▶ [Work to do] State how many lines hold the word "Shape", with no other words.

[Collected data entries]
---------------
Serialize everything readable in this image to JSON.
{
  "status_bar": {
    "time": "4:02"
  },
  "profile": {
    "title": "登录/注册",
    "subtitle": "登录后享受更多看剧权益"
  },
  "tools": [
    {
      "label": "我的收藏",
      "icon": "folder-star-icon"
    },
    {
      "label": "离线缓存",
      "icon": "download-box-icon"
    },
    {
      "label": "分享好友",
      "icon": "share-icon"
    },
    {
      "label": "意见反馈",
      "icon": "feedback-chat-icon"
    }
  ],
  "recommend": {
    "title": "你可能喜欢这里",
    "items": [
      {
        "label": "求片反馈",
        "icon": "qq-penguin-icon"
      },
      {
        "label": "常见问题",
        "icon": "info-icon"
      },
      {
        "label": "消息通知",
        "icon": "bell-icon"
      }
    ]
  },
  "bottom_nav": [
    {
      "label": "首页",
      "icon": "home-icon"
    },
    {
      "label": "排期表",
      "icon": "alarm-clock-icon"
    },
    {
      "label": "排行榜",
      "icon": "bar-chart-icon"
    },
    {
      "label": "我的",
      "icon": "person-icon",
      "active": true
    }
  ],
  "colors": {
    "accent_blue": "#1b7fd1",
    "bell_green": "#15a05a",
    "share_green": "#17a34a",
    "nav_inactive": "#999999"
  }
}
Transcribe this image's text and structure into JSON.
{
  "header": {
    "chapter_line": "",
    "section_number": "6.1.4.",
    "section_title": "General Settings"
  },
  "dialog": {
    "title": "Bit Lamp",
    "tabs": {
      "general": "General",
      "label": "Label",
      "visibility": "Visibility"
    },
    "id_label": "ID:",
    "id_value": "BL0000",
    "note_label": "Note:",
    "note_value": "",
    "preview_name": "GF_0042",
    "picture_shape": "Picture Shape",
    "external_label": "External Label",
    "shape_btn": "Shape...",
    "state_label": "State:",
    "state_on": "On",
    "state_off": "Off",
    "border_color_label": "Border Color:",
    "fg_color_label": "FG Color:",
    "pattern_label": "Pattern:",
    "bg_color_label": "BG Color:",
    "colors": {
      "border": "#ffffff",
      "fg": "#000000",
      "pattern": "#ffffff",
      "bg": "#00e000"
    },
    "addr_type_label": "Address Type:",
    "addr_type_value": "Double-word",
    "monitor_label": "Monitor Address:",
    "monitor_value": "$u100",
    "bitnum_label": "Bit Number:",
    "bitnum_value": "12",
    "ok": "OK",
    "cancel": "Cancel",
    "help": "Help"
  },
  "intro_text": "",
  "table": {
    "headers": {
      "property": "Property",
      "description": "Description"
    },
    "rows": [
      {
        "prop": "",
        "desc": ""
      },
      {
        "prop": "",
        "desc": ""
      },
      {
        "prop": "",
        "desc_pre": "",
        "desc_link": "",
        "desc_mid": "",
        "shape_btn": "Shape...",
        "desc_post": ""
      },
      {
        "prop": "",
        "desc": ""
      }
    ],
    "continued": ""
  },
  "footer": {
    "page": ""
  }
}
---------------
▶ [Solved exercise] 3